▸ **DIRECTIONS FOR THIS TASK**
Find and copy lines holding "شامخ".

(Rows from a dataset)

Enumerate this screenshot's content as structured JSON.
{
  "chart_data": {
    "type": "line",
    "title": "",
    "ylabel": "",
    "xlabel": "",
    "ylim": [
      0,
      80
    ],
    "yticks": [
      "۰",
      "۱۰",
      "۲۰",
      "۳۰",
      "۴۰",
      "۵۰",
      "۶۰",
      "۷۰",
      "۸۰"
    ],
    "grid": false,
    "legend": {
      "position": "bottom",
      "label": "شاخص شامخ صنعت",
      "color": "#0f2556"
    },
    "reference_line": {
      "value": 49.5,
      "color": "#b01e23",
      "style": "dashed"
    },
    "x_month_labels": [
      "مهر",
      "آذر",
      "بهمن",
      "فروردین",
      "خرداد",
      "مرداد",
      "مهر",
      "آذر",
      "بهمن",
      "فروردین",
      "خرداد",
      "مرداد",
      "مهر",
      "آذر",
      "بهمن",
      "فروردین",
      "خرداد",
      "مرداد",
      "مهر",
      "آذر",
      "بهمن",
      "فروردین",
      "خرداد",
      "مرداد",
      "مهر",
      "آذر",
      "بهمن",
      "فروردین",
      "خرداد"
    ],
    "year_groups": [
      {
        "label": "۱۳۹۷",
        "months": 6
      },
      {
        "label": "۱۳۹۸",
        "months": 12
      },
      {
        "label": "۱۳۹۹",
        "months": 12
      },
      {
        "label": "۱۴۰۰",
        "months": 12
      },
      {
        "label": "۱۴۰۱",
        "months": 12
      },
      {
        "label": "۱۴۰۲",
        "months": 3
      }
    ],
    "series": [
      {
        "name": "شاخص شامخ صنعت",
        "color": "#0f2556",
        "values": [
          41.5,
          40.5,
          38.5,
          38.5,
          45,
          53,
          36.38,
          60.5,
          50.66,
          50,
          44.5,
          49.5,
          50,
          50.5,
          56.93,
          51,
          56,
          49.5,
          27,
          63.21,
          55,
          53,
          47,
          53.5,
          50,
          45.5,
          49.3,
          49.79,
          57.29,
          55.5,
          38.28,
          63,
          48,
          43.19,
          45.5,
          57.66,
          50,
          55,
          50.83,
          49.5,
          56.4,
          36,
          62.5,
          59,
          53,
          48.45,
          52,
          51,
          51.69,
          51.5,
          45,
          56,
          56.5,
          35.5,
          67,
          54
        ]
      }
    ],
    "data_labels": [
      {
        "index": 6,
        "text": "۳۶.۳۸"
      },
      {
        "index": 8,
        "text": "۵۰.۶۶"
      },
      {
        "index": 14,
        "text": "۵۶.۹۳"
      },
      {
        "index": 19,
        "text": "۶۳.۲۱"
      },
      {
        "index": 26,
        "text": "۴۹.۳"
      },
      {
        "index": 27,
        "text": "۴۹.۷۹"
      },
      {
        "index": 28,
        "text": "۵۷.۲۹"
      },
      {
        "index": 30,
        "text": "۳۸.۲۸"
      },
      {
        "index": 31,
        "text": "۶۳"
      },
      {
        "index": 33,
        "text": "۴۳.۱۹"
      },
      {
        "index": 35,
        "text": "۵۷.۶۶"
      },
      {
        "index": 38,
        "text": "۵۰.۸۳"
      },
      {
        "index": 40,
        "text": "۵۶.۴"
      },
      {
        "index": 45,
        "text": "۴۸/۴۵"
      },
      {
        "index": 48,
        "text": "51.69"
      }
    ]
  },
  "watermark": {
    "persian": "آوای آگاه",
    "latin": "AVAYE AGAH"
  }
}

▸ **WRITTEN SOLUTION**
      "label": "شاخص شامخ صنعت",
        "name": "شاخص شامخ صنعت",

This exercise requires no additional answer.